• _Material_
_____
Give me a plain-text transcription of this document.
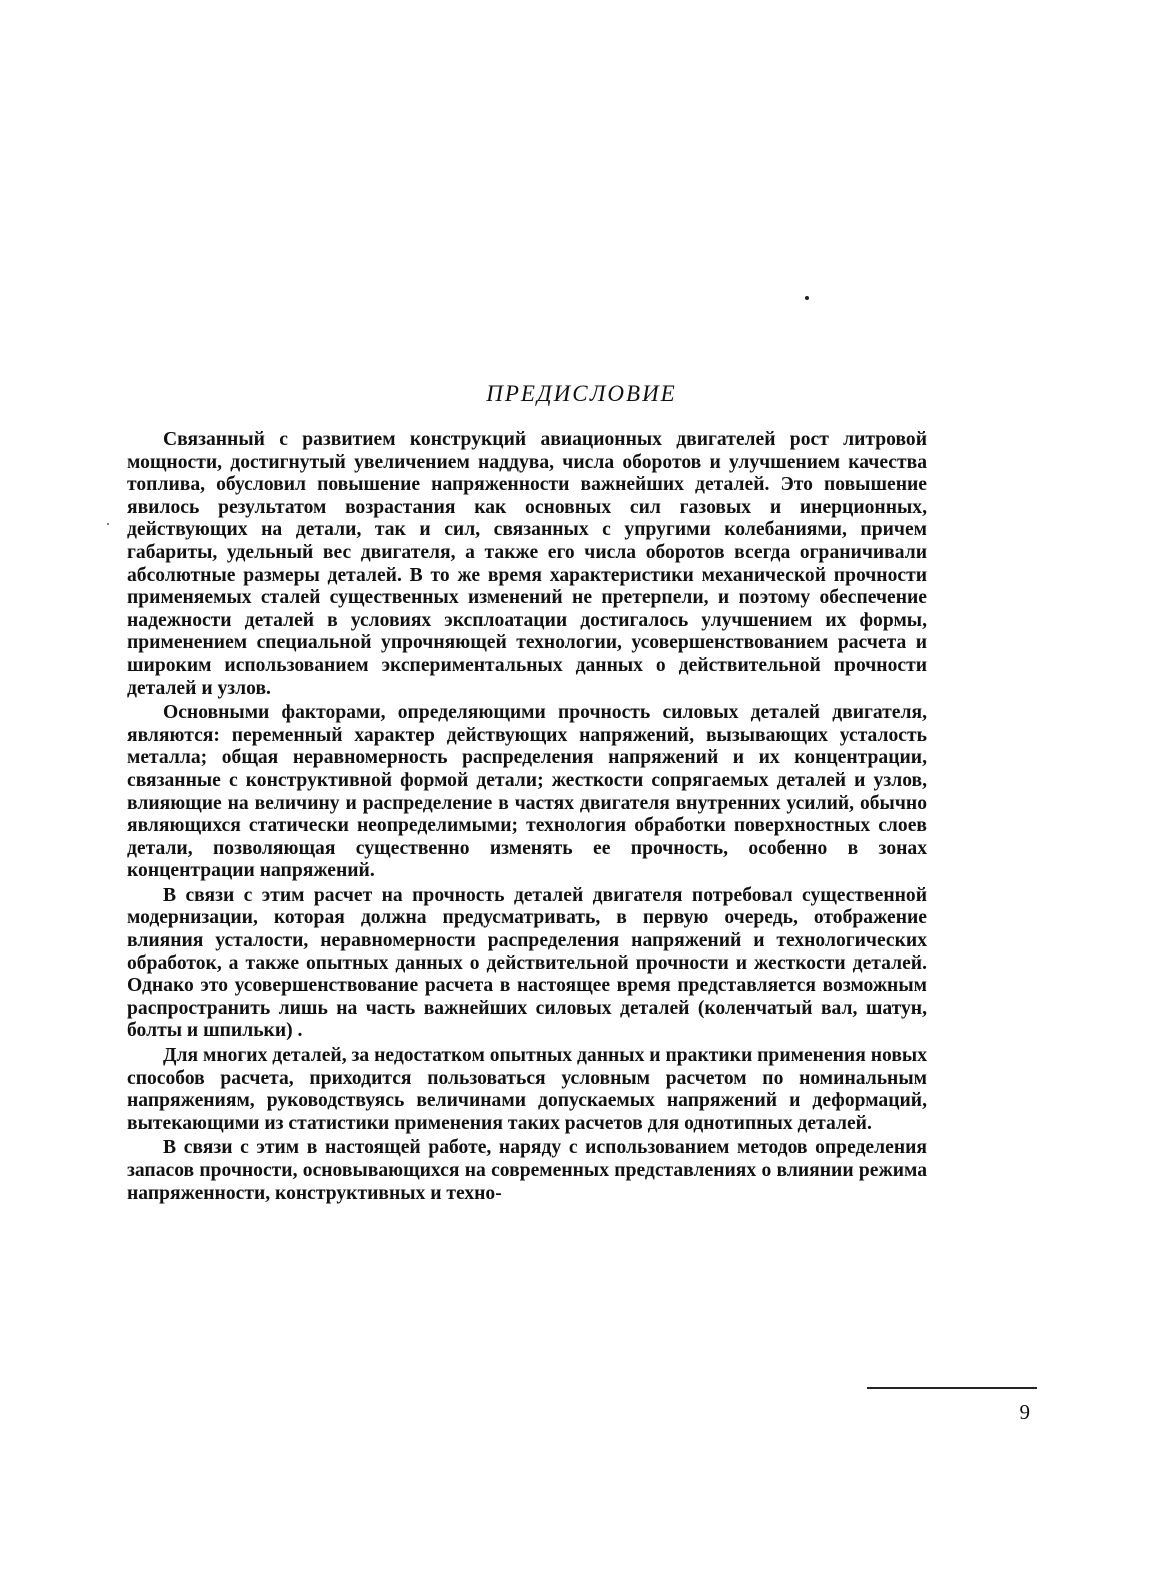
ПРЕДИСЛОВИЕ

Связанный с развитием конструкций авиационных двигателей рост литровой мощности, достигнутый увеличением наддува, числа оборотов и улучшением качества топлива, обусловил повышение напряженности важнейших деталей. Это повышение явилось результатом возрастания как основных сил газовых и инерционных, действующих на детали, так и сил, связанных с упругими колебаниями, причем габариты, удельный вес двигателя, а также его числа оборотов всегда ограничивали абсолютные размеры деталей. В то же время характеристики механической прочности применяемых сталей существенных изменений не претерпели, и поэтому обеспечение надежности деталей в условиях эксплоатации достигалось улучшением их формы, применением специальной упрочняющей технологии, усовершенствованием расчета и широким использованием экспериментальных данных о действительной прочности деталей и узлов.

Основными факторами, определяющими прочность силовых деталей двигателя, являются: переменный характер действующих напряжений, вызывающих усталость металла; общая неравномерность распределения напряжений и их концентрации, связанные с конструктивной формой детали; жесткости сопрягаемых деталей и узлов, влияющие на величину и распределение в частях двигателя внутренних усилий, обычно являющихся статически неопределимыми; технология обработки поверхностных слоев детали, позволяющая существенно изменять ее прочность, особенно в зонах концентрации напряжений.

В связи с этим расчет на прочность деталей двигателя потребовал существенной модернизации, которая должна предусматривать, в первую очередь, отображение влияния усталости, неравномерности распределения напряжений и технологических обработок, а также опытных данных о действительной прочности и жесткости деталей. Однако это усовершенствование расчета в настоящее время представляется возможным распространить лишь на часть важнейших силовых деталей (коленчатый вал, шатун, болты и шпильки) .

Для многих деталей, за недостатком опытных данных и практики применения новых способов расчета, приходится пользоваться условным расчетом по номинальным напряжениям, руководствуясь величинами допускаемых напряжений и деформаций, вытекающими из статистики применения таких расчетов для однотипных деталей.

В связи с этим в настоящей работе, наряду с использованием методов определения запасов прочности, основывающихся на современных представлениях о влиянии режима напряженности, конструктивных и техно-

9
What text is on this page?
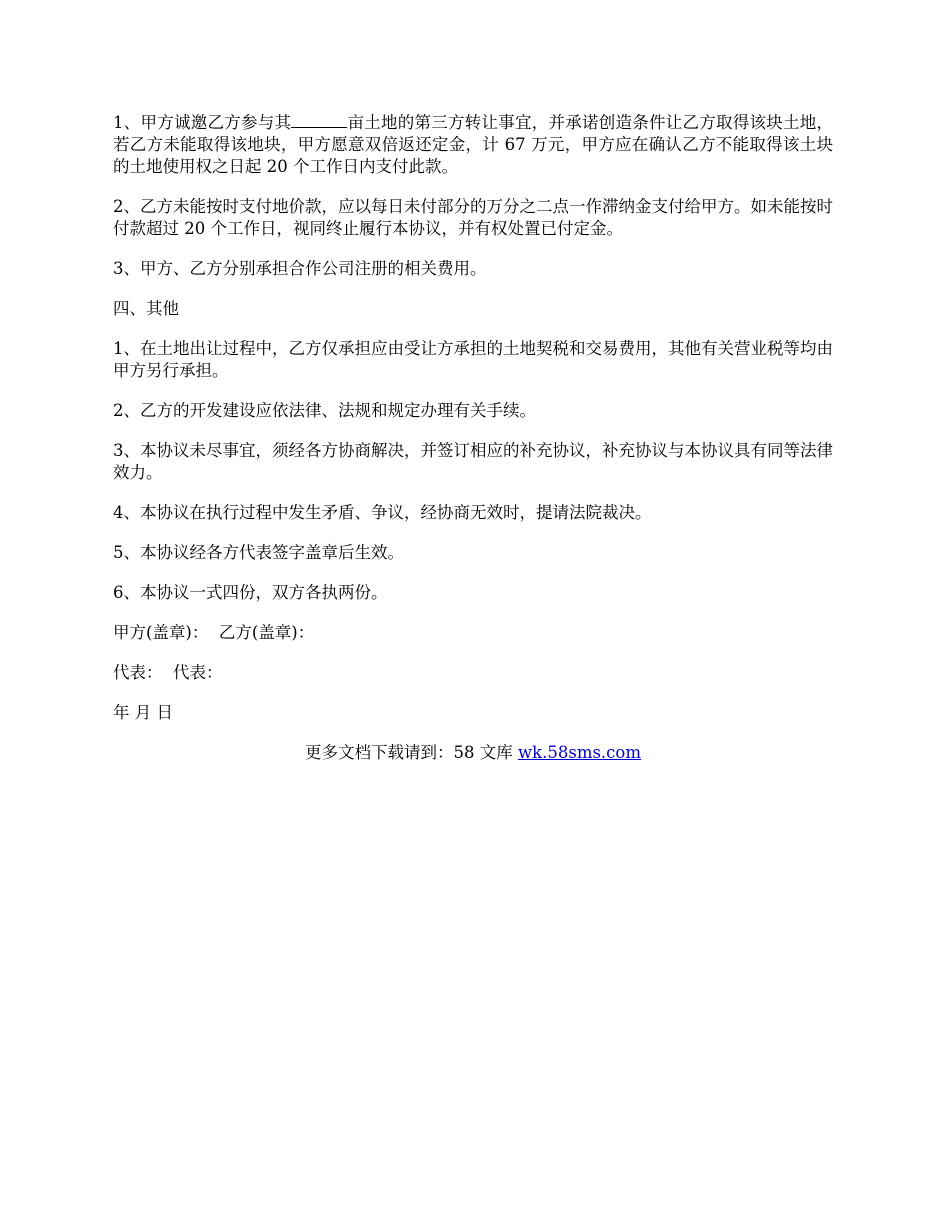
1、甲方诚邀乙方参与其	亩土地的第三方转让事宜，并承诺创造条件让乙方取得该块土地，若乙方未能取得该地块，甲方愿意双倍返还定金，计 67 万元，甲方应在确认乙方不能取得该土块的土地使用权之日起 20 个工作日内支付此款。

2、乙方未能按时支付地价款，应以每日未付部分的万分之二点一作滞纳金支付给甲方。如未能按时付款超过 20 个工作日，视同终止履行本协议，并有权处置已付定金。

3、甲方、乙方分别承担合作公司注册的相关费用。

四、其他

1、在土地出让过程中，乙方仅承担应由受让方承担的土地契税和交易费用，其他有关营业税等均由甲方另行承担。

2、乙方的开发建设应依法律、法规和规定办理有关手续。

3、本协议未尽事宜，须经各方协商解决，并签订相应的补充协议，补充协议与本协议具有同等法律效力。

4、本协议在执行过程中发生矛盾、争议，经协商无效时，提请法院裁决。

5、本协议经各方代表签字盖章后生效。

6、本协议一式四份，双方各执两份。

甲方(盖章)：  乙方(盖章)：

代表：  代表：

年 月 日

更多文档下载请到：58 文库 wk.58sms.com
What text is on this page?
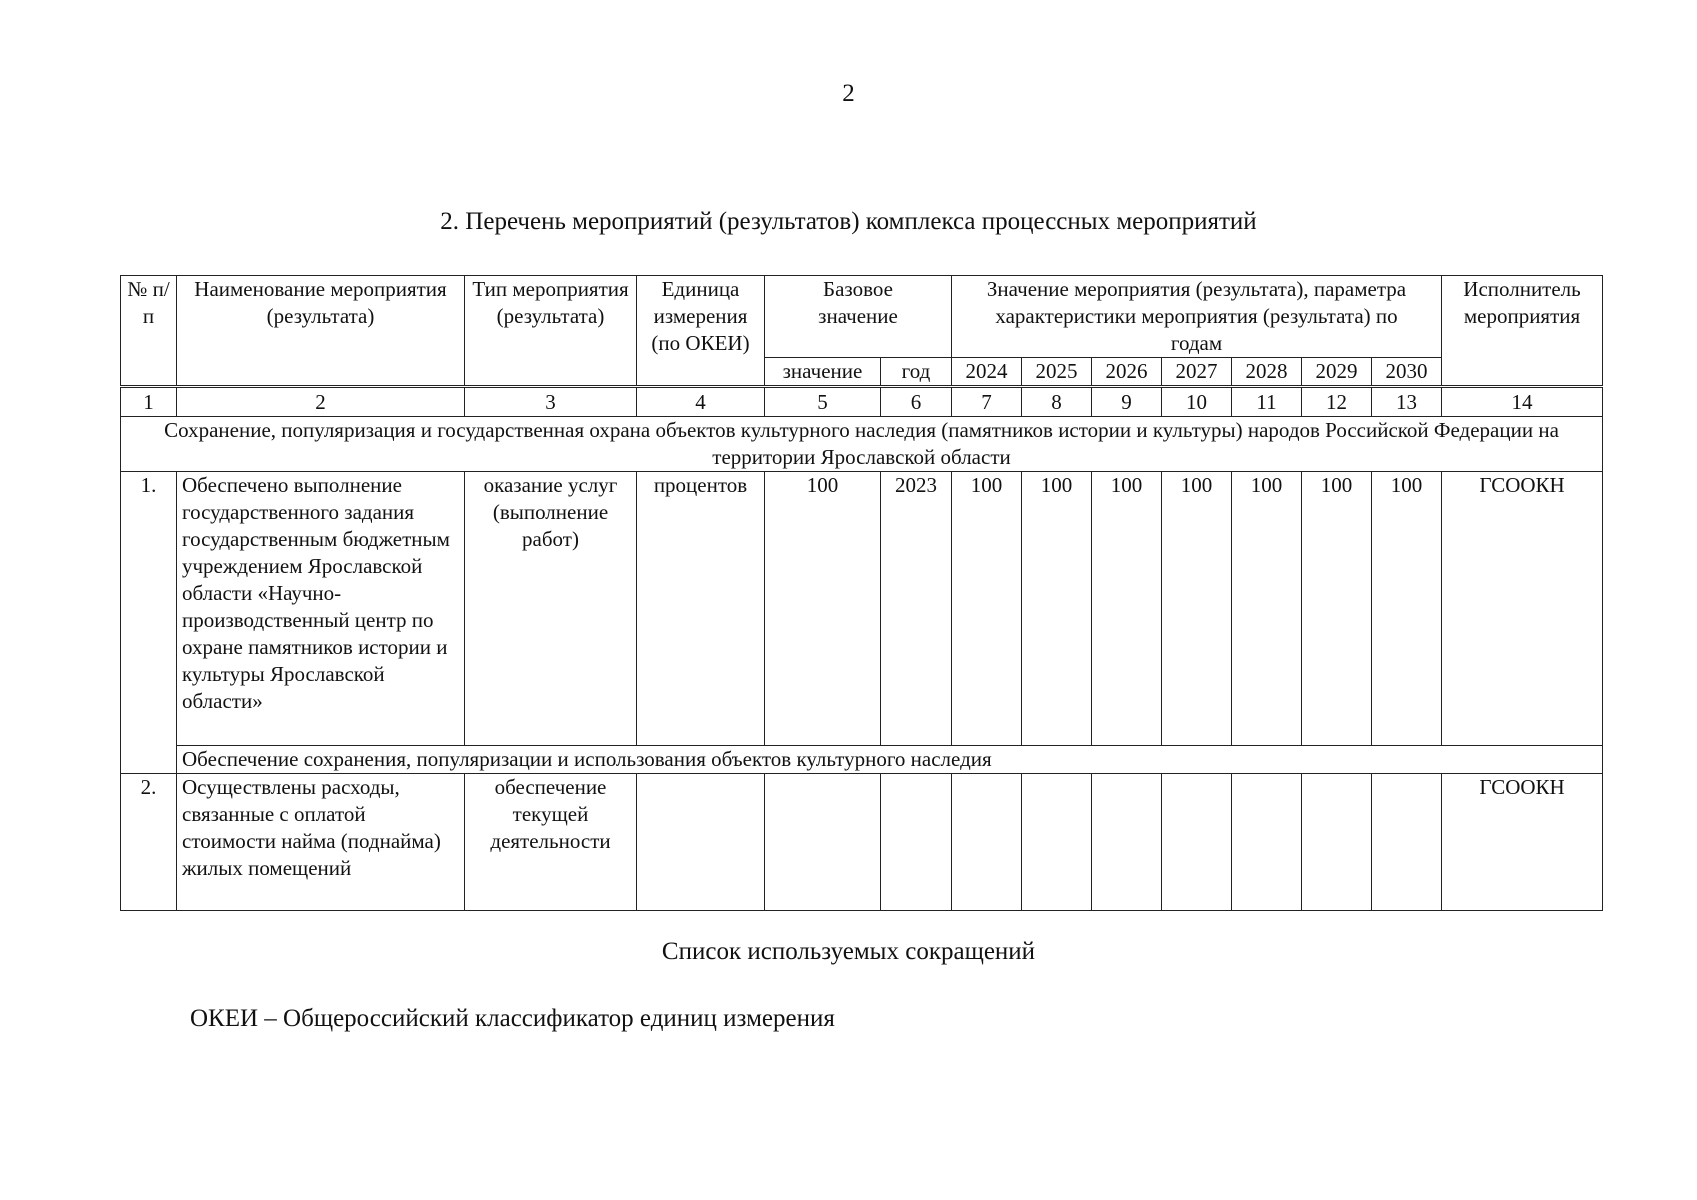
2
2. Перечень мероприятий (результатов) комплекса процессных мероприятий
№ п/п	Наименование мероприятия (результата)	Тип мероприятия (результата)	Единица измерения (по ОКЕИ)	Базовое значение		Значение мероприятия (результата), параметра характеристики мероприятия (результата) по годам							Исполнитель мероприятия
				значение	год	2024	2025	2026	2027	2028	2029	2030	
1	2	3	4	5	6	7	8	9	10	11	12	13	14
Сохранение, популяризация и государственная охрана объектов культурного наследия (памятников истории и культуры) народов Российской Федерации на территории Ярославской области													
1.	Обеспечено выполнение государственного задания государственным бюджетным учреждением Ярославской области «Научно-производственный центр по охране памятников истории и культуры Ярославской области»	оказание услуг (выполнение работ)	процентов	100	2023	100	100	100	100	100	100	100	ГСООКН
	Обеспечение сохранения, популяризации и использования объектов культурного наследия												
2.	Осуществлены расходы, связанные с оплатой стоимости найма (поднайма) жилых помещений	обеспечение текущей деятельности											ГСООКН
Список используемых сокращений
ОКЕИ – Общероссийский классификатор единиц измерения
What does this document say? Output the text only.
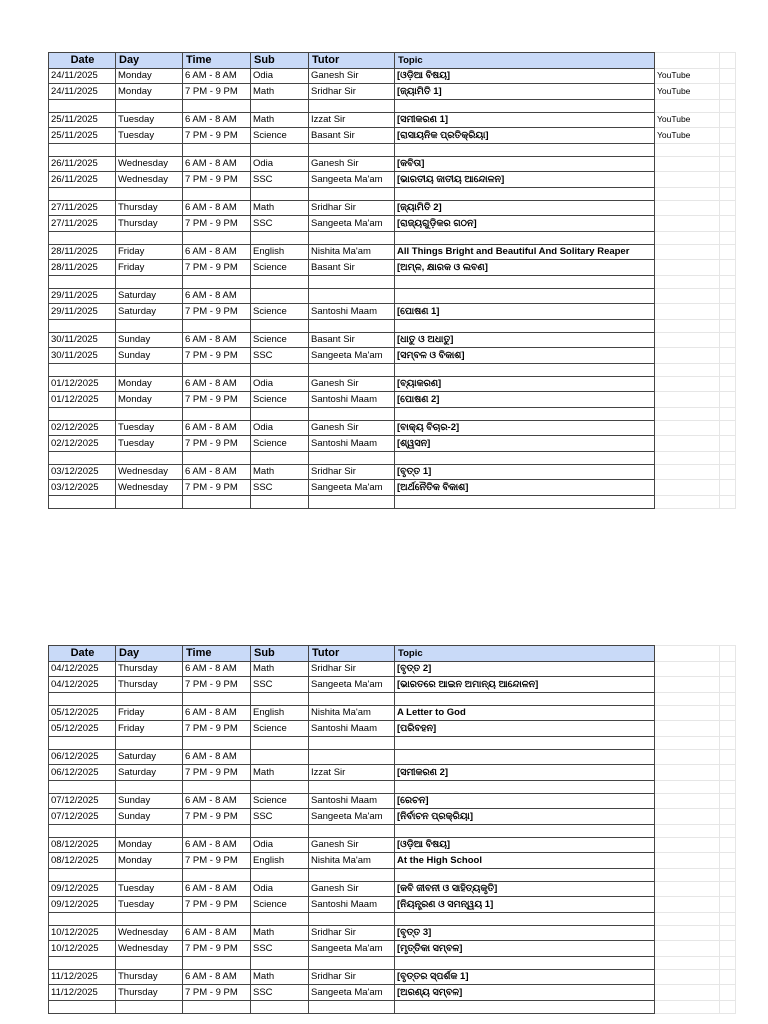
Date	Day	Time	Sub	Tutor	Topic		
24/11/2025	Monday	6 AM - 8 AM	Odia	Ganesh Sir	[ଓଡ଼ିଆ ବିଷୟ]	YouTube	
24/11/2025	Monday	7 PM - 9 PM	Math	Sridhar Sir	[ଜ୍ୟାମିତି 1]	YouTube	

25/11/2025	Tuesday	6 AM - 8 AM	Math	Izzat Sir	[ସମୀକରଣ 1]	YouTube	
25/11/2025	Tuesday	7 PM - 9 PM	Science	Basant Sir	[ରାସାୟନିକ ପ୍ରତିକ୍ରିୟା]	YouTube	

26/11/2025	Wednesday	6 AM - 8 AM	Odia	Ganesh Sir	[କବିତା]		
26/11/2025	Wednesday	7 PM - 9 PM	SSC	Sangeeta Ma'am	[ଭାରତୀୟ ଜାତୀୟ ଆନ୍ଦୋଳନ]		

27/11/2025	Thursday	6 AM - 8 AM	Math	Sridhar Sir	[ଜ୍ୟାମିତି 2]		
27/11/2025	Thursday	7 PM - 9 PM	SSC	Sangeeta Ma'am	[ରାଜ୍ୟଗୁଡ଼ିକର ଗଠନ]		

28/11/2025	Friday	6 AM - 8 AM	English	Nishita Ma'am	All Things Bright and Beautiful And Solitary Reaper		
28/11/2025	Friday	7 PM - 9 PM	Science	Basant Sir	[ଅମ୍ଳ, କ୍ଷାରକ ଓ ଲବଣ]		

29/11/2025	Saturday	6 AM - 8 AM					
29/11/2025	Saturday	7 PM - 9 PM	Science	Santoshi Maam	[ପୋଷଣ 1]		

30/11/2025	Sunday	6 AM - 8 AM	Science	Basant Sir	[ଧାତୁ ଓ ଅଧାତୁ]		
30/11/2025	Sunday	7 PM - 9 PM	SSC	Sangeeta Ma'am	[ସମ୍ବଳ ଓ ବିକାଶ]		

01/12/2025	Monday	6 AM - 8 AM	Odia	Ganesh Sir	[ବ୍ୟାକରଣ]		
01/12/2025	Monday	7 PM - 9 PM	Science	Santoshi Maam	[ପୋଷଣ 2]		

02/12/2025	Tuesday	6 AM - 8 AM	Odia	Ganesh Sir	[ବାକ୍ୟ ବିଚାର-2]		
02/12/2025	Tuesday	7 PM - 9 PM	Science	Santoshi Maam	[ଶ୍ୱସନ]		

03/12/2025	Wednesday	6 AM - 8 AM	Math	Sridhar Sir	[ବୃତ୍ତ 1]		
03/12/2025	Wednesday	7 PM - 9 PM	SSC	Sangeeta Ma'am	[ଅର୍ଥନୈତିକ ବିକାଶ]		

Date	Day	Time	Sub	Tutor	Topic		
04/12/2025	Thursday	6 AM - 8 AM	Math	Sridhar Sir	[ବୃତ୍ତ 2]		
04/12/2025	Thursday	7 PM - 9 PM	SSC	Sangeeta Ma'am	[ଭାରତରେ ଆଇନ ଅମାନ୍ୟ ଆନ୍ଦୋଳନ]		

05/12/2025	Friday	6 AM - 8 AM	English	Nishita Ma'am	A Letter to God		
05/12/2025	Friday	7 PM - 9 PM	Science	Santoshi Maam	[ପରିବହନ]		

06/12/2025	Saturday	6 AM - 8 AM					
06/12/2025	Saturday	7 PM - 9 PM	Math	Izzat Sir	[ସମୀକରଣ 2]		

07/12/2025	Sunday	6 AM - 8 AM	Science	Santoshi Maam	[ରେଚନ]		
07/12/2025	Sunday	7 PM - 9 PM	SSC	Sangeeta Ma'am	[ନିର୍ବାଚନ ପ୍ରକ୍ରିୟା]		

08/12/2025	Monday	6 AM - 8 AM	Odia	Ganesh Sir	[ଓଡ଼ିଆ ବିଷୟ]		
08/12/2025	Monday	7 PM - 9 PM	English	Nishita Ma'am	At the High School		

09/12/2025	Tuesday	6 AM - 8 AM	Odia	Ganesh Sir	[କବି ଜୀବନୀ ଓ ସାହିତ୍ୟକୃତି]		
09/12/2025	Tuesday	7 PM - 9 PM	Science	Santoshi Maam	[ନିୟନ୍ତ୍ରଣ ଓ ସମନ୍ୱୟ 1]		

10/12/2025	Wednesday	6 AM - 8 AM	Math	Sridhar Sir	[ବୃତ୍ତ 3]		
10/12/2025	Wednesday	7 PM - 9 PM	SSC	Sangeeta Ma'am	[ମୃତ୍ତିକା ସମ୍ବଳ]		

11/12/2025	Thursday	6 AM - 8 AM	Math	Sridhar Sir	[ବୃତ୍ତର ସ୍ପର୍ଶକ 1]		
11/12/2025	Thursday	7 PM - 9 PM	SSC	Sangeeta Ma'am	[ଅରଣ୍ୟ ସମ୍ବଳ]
_____
How many lines in the records hold the string "Nishita"? Reply with the number alone.

• _Result_
3